# Brief:
Return each line of the entries that holds the string "phone".

(Entries from a dataset of interfaces)
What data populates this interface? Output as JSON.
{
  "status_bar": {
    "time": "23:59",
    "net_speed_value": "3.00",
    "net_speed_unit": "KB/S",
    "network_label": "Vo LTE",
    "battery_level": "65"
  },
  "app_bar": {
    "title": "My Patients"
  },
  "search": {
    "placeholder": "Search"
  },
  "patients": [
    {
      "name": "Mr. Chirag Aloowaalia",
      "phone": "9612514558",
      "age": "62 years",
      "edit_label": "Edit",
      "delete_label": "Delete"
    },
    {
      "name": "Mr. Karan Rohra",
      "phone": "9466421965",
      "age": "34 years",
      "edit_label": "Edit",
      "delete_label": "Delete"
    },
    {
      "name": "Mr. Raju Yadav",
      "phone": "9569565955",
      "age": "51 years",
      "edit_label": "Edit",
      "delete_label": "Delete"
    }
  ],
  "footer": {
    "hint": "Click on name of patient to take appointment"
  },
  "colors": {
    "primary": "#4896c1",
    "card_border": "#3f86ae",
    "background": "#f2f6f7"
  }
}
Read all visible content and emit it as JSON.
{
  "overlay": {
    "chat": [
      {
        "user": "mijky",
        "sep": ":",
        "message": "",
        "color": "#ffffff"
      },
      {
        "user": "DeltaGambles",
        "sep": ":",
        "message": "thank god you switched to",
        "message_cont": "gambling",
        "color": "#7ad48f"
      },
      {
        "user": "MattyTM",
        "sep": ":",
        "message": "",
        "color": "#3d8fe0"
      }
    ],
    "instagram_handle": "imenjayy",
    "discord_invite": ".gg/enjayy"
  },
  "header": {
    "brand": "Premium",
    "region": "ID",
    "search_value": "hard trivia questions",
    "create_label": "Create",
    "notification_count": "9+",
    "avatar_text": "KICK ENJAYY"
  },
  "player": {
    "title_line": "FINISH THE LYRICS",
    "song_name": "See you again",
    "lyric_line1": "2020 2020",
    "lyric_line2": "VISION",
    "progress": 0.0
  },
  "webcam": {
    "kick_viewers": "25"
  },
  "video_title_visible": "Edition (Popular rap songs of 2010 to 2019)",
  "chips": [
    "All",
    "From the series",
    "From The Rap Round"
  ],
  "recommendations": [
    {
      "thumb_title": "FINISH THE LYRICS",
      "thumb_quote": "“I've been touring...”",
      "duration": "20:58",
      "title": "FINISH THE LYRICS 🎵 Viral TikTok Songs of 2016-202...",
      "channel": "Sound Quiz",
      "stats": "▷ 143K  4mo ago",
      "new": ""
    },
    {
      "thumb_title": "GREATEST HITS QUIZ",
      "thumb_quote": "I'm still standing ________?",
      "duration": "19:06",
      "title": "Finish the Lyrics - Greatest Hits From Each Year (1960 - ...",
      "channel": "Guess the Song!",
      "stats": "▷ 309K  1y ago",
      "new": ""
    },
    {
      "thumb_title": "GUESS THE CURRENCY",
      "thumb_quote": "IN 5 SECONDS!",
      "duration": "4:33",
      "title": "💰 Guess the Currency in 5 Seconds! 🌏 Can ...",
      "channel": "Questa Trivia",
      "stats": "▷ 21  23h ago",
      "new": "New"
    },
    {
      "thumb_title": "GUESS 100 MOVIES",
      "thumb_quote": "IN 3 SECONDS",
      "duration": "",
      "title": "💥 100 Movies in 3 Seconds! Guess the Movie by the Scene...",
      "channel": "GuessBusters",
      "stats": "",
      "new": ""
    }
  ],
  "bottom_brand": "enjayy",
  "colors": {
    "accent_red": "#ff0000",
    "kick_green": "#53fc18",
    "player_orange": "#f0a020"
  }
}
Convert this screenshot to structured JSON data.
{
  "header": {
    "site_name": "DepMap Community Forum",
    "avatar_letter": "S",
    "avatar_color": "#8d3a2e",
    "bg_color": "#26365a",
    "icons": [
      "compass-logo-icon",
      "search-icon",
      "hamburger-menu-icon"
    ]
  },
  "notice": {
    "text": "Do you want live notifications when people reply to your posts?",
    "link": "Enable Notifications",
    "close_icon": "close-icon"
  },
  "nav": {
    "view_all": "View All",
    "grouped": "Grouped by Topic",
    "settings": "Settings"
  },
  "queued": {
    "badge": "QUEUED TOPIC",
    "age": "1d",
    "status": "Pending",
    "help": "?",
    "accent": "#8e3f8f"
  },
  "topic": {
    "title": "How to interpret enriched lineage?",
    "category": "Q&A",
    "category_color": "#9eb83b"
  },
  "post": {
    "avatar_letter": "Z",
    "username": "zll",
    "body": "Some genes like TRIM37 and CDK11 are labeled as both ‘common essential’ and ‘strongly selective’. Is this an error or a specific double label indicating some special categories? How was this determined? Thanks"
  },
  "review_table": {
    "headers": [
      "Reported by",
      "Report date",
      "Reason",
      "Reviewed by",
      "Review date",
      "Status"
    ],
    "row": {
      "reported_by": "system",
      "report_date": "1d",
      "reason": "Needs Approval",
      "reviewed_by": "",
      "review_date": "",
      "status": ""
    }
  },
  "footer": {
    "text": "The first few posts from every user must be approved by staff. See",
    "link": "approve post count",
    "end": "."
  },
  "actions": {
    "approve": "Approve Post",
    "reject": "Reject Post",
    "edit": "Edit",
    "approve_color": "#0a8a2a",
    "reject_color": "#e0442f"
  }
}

# Written response:
      "phone": "9612514558",
      "phone": "9466421965",
      "phone": "9569565955",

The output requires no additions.